## BEGIN
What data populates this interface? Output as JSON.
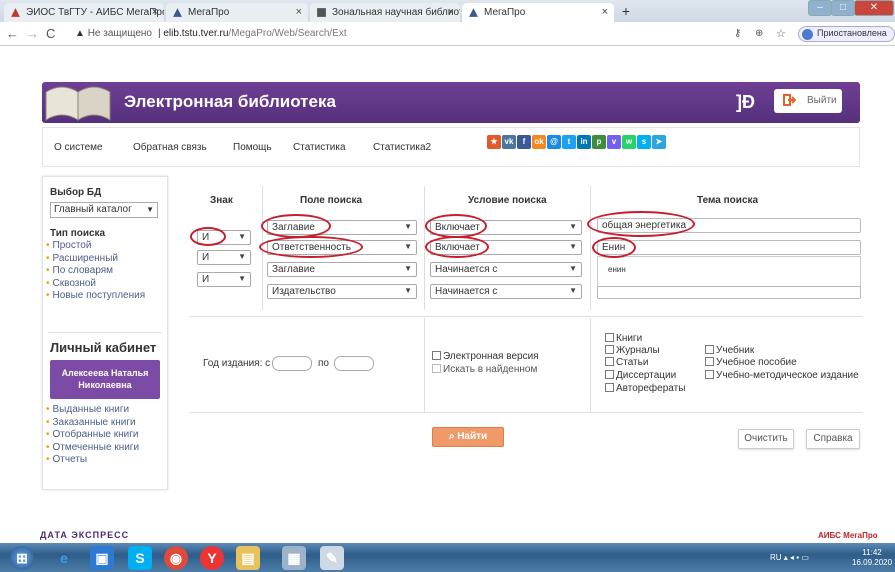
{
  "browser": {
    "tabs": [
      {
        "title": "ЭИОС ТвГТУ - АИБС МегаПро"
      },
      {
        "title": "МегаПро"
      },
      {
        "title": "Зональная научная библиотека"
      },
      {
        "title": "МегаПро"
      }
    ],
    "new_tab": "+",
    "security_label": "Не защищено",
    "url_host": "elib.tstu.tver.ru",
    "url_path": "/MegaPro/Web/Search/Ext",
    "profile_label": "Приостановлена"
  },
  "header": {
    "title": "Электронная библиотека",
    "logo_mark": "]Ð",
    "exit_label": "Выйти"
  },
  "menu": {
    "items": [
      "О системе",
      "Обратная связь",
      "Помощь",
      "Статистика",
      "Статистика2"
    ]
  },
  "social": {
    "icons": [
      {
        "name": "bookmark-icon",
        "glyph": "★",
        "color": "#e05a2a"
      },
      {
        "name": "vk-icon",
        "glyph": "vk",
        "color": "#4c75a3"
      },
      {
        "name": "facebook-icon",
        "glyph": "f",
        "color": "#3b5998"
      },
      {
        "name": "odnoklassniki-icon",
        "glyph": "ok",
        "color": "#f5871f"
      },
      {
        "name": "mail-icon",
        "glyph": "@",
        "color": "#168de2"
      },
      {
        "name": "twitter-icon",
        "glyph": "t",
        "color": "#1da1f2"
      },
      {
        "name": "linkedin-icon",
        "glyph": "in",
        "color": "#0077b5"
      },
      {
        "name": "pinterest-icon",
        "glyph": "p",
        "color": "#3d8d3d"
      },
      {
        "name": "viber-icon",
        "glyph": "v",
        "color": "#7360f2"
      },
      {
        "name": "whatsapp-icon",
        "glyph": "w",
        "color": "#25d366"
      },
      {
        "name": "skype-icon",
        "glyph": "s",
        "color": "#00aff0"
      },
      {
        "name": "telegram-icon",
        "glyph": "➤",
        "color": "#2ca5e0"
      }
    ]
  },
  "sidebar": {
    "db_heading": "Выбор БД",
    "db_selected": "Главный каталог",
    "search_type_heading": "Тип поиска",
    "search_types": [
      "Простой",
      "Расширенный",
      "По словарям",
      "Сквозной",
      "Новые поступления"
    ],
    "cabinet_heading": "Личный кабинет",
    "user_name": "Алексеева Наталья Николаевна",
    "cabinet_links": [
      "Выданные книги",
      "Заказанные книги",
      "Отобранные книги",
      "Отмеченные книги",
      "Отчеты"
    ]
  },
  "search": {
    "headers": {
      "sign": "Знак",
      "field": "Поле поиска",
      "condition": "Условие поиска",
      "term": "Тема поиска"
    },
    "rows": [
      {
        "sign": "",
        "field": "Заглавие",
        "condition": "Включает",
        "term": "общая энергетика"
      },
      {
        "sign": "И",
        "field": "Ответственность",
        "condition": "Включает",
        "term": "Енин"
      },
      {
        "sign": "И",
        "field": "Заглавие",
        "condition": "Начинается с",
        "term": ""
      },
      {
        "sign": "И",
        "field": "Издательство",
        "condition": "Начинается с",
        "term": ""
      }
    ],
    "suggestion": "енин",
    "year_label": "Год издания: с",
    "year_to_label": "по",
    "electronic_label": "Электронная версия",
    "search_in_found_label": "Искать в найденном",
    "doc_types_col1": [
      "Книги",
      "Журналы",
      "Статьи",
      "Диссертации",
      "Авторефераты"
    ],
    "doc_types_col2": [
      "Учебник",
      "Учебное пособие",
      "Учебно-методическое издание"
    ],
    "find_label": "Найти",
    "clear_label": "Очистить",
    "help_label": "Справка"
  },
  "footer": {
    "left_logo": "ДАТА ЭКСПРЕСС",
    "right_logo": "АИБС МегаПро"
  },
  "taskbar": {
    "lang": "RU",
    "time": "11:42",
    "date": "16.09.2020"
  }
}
## END
## BEGIN
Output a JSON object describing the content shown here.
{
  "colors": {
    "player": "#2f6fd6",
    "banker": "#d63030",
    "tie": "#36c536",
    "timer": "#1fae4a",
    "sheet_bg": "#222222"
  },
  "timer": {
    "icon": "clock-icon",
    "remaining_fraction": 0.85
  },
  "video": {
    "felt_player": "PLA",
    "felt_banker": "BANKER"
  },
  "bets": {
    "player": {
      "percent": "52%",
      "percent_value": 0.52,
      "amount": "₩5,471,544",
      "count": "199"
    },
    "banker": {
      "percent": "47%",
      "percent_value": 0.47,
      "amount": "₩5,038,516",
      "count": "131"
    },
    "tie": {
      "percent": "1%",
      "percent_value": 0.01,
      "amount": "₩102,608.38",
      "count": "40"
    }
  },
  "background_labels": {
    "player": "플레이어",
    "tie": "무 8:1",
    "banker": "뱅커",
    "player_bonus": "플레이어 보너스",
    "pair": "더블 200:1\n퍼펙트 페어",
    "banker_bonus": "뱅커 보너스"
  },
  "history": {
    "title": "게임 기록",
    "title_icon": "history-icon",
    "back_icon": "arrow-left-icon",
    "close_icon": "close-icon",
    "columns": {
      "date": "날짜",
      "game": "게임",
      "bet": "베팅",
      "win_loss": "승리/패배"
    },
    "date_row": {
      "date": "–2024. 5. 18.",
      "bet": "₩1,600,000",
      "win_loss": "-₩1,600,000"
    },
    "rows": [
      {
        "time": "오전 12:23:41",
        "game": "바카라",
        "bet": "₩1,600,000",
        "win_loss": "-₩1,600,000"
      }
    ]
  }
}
## END
Report how many lines in the entries hold the string "Электронная". Nothing but the number is wanted.

§ **Exercise solution**:
2